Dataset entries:
·····
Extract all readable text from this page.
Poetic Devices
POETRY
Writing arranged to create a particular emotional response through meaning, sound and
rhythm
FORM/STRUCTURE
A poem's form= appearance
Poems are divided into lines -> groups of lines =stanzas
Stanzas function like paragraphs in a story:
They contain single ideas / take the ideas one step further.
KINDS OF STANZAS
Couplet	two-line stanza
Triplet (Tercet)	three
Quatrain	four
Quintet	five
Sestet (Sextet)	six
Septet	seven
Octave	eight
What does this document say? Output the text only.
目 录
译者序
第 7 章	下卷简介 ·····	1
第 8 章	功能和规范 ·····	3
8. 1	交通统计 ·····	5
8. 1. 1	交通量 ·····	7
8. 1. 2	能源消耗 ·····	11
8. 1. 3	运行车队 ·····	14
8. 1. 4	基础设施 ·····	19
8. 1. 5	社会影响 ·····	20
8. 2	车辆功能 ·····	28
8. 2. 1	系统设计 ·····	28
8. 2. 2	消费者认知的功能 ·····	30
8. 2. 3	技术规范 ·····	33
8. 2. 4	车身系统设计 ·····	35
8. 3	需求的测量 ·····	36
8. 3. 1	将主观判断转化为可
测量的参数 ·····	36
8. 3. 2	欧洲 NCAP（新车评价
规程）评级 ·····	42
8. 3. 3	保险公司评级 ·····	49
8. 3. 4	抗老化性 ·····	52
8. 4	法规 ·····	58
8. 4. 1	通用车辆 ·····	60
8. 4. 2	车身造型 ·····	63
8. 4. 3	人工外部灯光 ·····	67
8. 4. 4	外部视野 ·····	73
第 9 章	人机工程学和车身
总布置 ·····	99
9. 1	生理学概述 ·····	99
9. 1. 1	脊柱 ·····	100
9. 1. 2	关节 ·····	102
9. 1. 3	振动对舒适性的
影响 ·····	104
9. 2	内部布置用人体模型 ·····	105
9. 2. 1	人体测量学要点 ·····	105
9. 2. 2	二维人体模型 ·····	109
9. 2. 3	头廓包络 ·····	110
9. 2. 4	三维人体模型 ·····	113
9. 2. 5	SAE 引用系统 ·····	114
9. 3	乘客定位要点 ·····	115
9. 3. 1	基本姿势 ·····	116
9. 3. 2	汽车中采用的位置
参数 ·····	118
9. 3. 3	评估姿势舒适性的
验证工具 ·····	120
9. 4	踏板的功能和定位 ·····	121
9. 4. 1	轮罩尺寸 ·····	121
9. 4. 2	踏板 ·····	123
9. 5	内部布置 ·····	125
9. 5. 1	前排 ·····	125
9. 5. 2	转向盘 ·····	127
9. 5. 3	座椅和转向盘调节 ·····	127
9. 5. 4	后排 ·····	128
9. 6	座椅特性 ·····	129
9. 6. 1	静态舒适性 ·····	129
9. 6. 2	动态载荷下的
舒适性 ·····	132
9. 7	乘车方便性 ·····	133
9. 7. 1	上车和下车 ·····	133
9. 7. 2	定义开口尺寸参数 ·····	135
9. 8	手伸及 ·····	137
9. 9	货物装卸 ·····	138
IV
·····
INSTRUCTION ::
What is the number of lines that contain "text"? Reply with that number alone.

SOLUTION ::
2